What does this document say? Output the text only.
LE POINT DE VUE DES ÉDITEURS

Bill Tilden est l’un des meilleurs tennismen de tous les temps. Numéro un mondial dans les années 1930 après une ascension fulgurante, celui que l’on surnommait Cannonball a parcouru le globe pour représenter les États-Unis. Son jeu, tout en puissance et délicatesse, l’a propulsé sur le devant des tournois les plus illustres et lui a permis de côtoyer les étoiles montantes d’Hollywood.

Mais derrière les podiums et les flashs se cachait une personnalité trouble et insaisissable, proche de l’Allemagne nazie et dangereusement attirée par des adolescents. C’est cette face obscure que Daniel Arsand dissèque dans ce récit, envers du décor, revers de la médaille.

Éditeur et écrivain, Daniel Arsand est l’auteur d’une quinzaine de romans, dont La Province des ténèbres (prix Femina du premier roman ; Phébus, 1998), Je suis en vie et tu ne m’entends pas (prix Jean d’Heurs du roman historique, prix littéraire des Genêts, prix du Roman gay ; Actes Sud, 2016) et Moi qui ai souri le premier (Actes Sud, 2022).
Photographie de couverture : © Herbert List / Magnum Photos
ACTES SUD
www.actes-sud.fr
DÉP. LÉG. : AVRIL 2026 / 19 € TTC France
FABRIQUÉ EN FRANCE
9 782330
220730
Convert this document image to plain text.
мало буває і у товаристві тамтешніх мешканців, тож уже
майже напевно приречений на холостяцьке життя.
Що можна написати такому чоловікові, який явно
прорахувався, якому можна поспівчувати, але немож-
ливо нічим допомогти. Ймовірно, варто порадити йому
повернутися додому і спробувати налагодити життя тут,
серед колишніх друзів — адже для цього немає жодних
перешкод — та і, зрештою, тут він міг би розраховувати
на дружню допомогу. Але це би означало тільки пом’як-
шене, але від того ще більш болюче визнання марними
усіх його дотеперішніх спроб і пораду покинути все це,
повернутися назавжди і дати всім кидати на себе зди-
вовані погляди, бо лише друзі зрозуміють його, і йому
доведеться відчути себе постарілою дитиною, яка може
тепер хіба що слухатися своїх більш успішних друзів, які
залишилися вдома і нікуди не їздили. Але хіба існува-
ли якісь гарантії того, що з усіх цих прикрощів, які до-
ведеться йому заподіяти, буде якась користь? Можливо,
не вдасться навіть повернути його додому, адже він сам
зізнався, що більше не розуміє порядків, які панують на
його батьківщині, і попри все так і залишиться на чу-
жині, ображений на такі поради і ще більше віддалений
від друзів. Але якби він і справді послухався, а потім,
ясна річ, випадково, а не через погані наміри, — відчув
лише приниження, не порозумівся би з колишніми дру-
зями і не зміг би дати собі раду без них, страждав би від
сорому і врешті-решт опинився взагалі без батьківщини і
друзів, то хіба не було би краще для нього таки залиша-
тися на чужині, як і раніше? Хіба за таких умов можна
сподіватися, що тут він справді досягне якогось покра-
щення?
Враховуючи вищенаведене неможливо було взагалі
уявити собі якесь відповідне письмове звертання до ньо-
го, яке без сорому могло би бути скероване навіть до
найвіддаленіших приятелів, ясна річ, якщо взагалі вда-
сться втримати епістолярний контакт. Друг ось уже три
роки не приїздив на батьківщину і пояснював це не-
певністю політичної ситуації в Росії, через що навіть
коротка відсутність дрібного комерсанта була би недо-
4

Exercise description: Write the data back out verbatim.

Solution:
What does this document say? Output the text only.
LE POINT DE VUE DES ÉDITEURS

Bill Tilden est l’un des meilleurs tennismen de tous les temps. Numéro un mondial dans les années 1930 après une ascension fulgurante, celui que l’on surnommait Cannonball a parcouru le globe pour représenter les États-Unis. Son jeu, tout en puissance et délicatesse, l’a propulsé sur le devant des tournois les plus illustres et lui a permis de côtoyer les étoiles montantes d’Hollywood.

Mais derrière les podiums et les flashs se cachait une personnalité trouble et insaisissable, proche de l’Allemagne nazie et dangereusement attirée par des adolescents. C’est cette face obscure que Daniel Arsand dissèque dans ce récit, envers du décor, revers de la médaille.

Éditeur et écrivain, Daniel Arsand est l’auteur d’une quinzaine de romans, dont La Province des ténèbres (prix Femina du premier roman ; Phébus, 1998), Je suis en vie et tu ne m’entends pas (prix Jean d’Heurs du roman historique, prix littéraire des Genêts, prix du Roman gay ; Actes Sud, 2016) et Moi qui ai souri le premier (Actes Sud, 2022).
Photographie de couverture : © Herbert List / Magnum Photos
ACTES SUD
www.actes-sud.fr
DÉP. LÉG. : AVRIL 2026 / 19 € TTC France
FABRIQUÉ EN FRANCE
9 782330
220730
Convert this document image to plain text.
мало буває і у товаристві тамтешніх мешканців, тож уже
майже напевно приречений на холостяцьке життя.
Що можна написати такому чоловікові, який явно
прорахувався, якому можна поспівчувати, але немож-
ливо нічим допомогти. Ймовірно, варто порадити йому
повернутися додому і спробувати налагодити життя тут,
серед колишніх друзів — адже для цього немає жодних
перешкод — та і, зрештою, тут він міг би розраховувати
на дружню допомогу. Але це би означало тільки пом’як-
шене, але від того ще більш болюче визнання марними
усіх його дотеперішніх спроб і пораду покинути все це,
повернутися назавжди і дати всім кидати на себе зди-
вовані погляди, бо лише друзі зрозуміють його, і йому
доведеться відчути себе постарілою дитиною, яка може
тепер хіба що слухатися своїх більш успішних друзів, які
залишилися вдома і нікуди не їздили. Але хіба існува-
ли якісь гарантії того, що з усіх цих прикрощів, які до-
ведеться йому заподіяти, буде якась користь? Можливо,
не вдасться навіть повернути його додому, адже він сам
зізнався, що більше не розуміє порядків, які панують на
його батьківщині, і попри все так і залишиться на чу-
жині, ображений на такі поради і ще більше віддалений
від друзів. Але якби він і справді послухався, а потім,
ясна річ, випадково, а не через погані наміри, — відчув
лише приниження, не порозумівся би з колишніми дру-
зями і не зміг би дати собі раду без них, страждав би від
сорому і врешті-решт опинився взагалі без батьківщини і
друзів, то хіба не було би краще для нього таки залиша-
тися на чужині, як і раніше? Хіба за таких умов можна
сподіватися, що тут він справді досягне якогось покра-
щення?
Враховуючи вищенаведене неможливо було взагалі
уявити собі якесь відповідне письмове звертання до ньо-
го, яке без сорому могло би бути скероване навіть до
найвіддаленіших приятелів, ясна річ, якщо взагалі вда-
сться втримати епістолярний контакт. Друг ось уже три
роки не приїздив на батьківщину і пояснював це не-
певністю політичної ситуації в Росії, через що навіть
коротка відсутність дрібного комерсанта була би недо-
4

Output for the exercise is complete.